Leaving out the pictures, retype all the material exactly.

(Source records)

>> Start

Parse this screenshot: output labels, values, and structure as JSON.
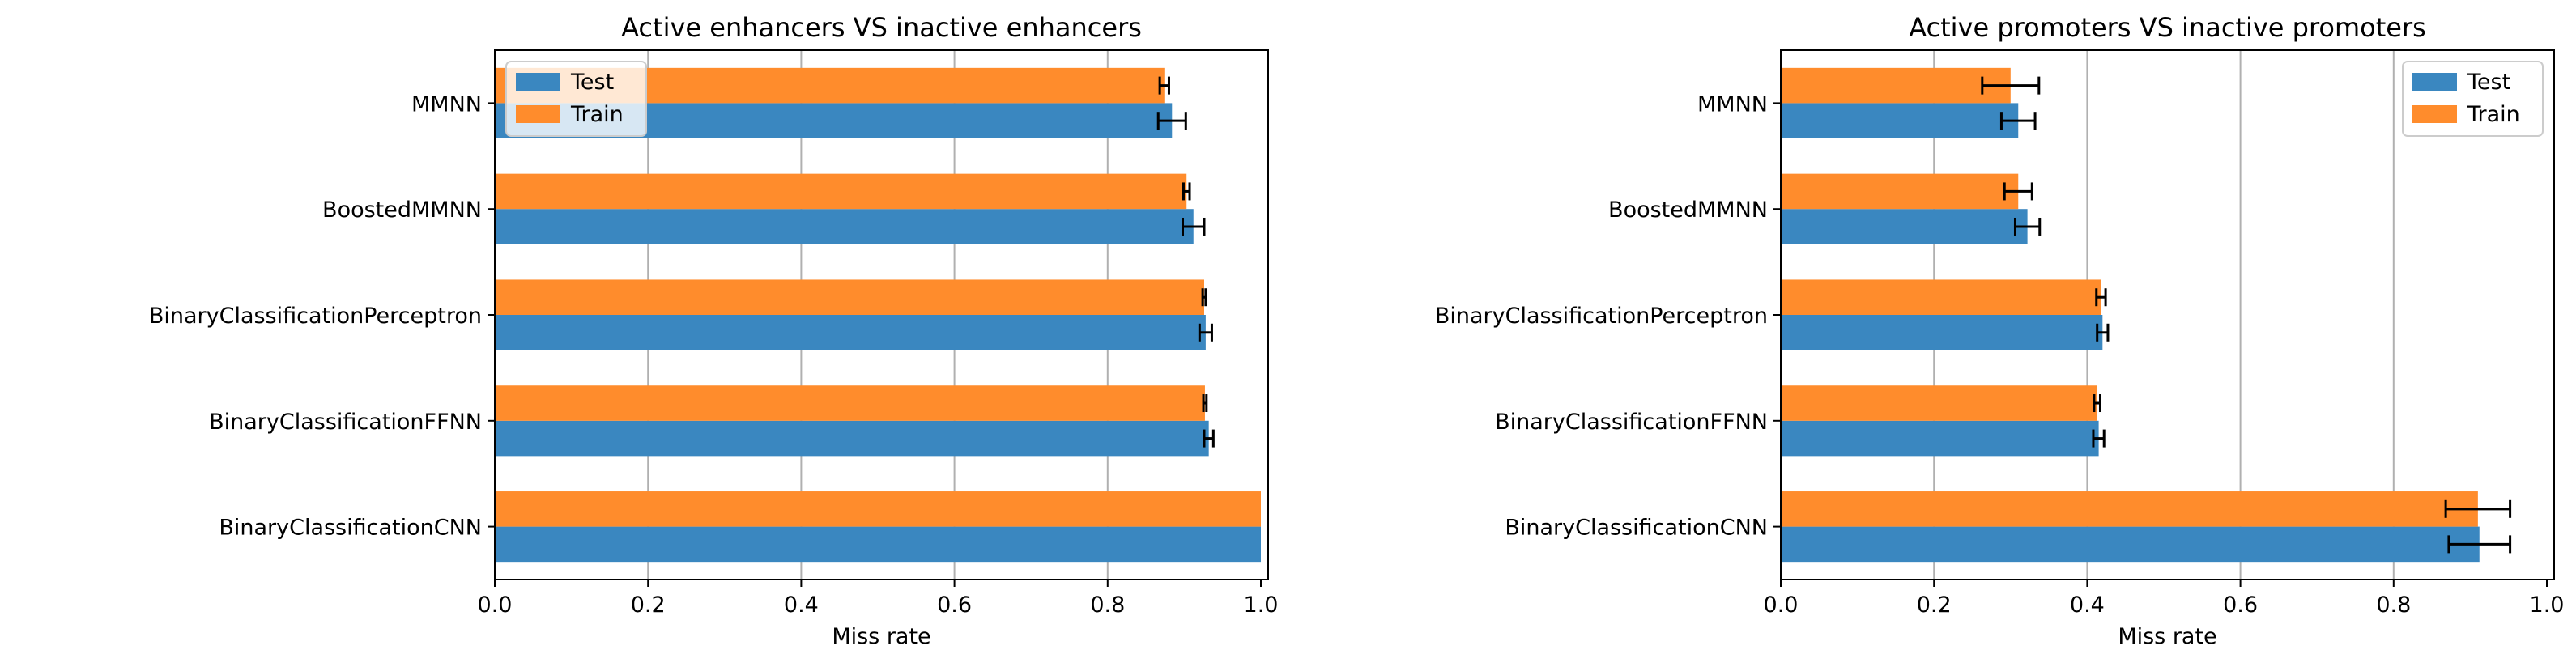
{
  "colors": {
    "test": "#3a87c0",
    "train": "#ff8c2c",
    "grid": "#b0b0b0",
    "axis": "#000000"
  },
  "chart_data": [
    {
      "type": "bar",
      "orientation": "horizontal",
      "title": "Active enhancers VS inactive enhancers",
      "xlabel": "Miss rate",
      "ylabel": "",
      "xlim": [
        0,
        1.0
      ],
      "x_ticks": [
        "0.0",
        "0.2",
        "0.4",
        "0.6",
        "0.8",
        "1.0"
      ],
      "grid": "vertical",
      "legend_position": "top-left",
      "categories": [
        "MMNN",
        "BoostedMMNN",
        "BinaryClassificationPerceptron",
        "BinaryClassificationFFNN",
        "BinaryClassificationCNN"
      ],
      "series": [
        {
          "name": "Test",
          "values": [
            0.884,
            0.912,
            0.928,
            0.932,
            1.0
          ],
          "errors": [
            0.018,
            0.014,
            0.008,
            0.006,
            0.0
          ]
        },
        {
          "name": "Train",
          "values": [
            0.874,
            0.903,
            0.926,
            0.927,
            1.0
          ],
          "errors": [
            0.006,
            0.004,
            0.002,
            0.002,
            0.0
          ]
        }
      ]
    },
    {
      "type": "bar",
      "orientation": "horizontal",
      "title": "Active promoters VS inactive promoters",
      "xlabel": "Miss rate",
      "ylabel": "",
      "xlim": [
        0,
        1.0
      ],
      "x_ticks": [
        "0.0",
        "0.2",
        "0.4",
        "0.6",
        "0.8",
        "1.0"
      ],
      "grid": "vertical",
      "legend_position": "top-right",
      "categories": [
        "MMNN",
        "BoostedMMNN",
        "BinaryClassificationPerceptron",
        "BinaryClassificationFFNN",
        "BinaryClassificationCNN"
      ],
      "series": [
        {
          "name": "Test",
          "values": [
            0.31,
            0.322,
            0.42,
            0.415,
            0.912
          ],
          "errors": [
            0.022,
            0.016,
            0.007,
            0.007,
            0.04
          ]
        },
        {
          "name": "Train",
          "values": [
            0.3,
            0.31,
            0.418,
            0.413,
            0.91
          ],
          "errors": [
            0.037,
            0.018,
            0.006,
            0.004,
            0.042
          ]
        }
      ]
    }
  ]
}
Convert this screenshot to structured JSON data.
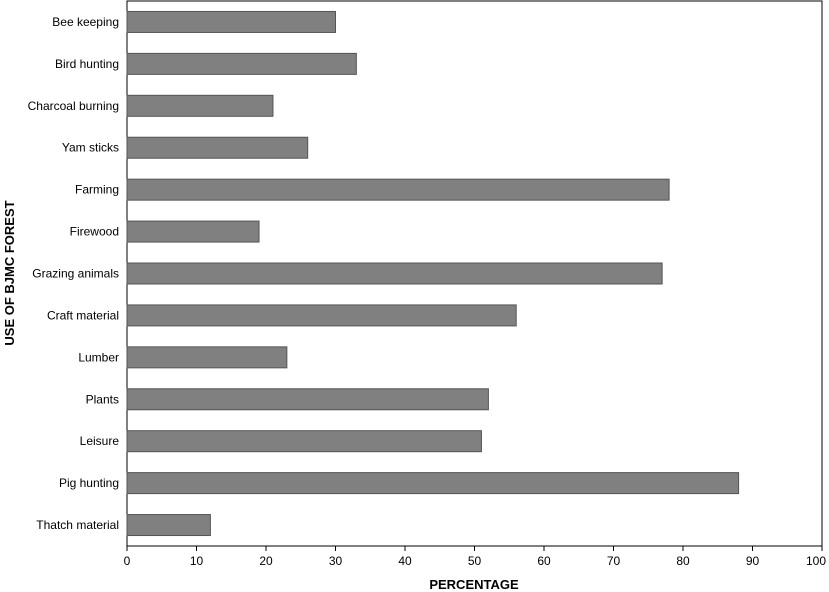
{
  "chart_data": {
    "type": "bar",
    "orientation": "horizontal",
    "categories": [
      "Bee keeping",
      "Bird hunting",
      "Charcoal burning",
      "Yam sticks",
      "Farming",
      "Firewood",
      "Grazing animals",
      "Craft material",
      "Lumber",
      "Plants",
      "Leisure",
      "Pig hunting",
      "Thatch  material"
    ],
    "values": [
      30,
      33,
      21,
      26,
      78,
      19,
      77,
      56,
      23,
      52,
      51,
      88,
      12
    ],
    "xlabel": "PERCENTAGE",
    "ylabel": "USE OF BJMC FOREST",
    "xlim": [
      0,
      100
    ],
    "xticks": [
      0,
      10,
      20,
      30,
      40,
      50,
      60,
      70,
      80,
      90,
      100
    ],
    "grid": false,
    "bar_color": "#808080"
  }
}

>> End

> Final answer:
Parse this screenshot: output labels, values, and structure as JSON.
{
  "colors": {
    "test": "#3a87c0",
    "train": "#ff8c2c",
    "grid": "#b0b0b0",
    "axis": "#000000"
  },
  "chart_data": [
    {
      "type": "bar",
      "orientation": "horizontal",
      "title": "Active enhancers VS inactive enhancers",
      "xlabel": "Miss rate",
      "ylabel": "",
      "xlim": [
        0,
        1.0
      ],
      "x_ticks": [
        "0.0",
        "0.2",
        "0.4",
        "0.6",
        "0.8",
        "1.0"
      ],
      "grid": "vertical",
      "legend_position": "top-left",
      "categories": [
        "MMNN",
        "BoostedMMNN",
        "BinaryClassificationPerceptron",
        "BinaryClassificationFFNN",
        "BinaryClassificationCNN"
      ],
      "series": [
        {
          "name": "Test",
          "values": [
            0.884,
            0.912,
            0.928,
            0.932,
            1.0
          ],
          "errors": [
            0.018,
            0.014,
            0.008,
            0.006,
            0.0
          ]
        },
        {
          "name": "Train",
          "values": [
            0.874,
            0.903,
            0.926,
            0.927,
            1.0
          ],
          "errors": [
            0.006,
            0.004,
            0.002,
            0.002,
            0.0
          ]
        }
      ]
    },
    {
      "type": "bar",
      "orientation": "horizontal",
      "title": "Active promoters VS inactive promoters",
      "xlabel": "Miss rate",
      "ylabel": "",
      "xlim": [
        0,
        1.0
      ],
      "x_ticks": [
        "0.0",
        "0.2",
        "0.4",
        "0.6",
        "0.8",
        "1.0"
      ],
      "grid": "vertical",
      "legend_position": "top-right",
      "categories": [
        "MMNN",
        "BoostedMMNN",
        "BinaryClassificationPerceptron",
        "BinaryClassificationFFNN",
        "BinaryClassificationCNN"
      ],
      "series": [
        {
          "name": "Test",
          "values": [
            0.31,
            0.322,
            0.42,
            0.415,
            0.912
          ],
          "errors": [
            0.022,
            0.016,
            0.007,
            0.007,
            0.04
          ]
        },
        {
          "name": "Train",
          "values": [
            0.3,
            0.31,
            0.418,
            0.413,
            0.91
          ],
          "errors": [
            0.037,
            0.018,
            0.006,
            0.004,
            0.042
          ]
        }
      ]
    }
  ]
}
Convert this screenshot to structured JSON data.
{
  "chart_data": {
    "type": "bar",
    "orientation": "horizontal",
    "categories": [
      "Bee keeping",
      "Bird hunting",
      "Charcoal burning",
      "Yam sticks",
      "Farming",
      "Firewood",
      "Grazing animals",
      "Craft material",
      "Lumber",
      "Plants",
      "Leisure",
      "Pig hunting",
      "Thatch  material"
    ],
    "values": [
      30,
      33,
      21,
      26,
      78,
      19,
      77,
      56,
      23,
      52,
      51,
      88,
      12
    ],
    "xlabel": "PERCENTAGE",
    "ylabel": "USE OF BJMC FOREST",
    "xlim": [
      0,
      100
    ],
    "xticks": [
      0,
      10,
      20,
      30,
      40,
      50,
      60,
      70,
      80,
      90,
      100
    ],
    "grid": false,
    "bar_color": "#808080"
  }
}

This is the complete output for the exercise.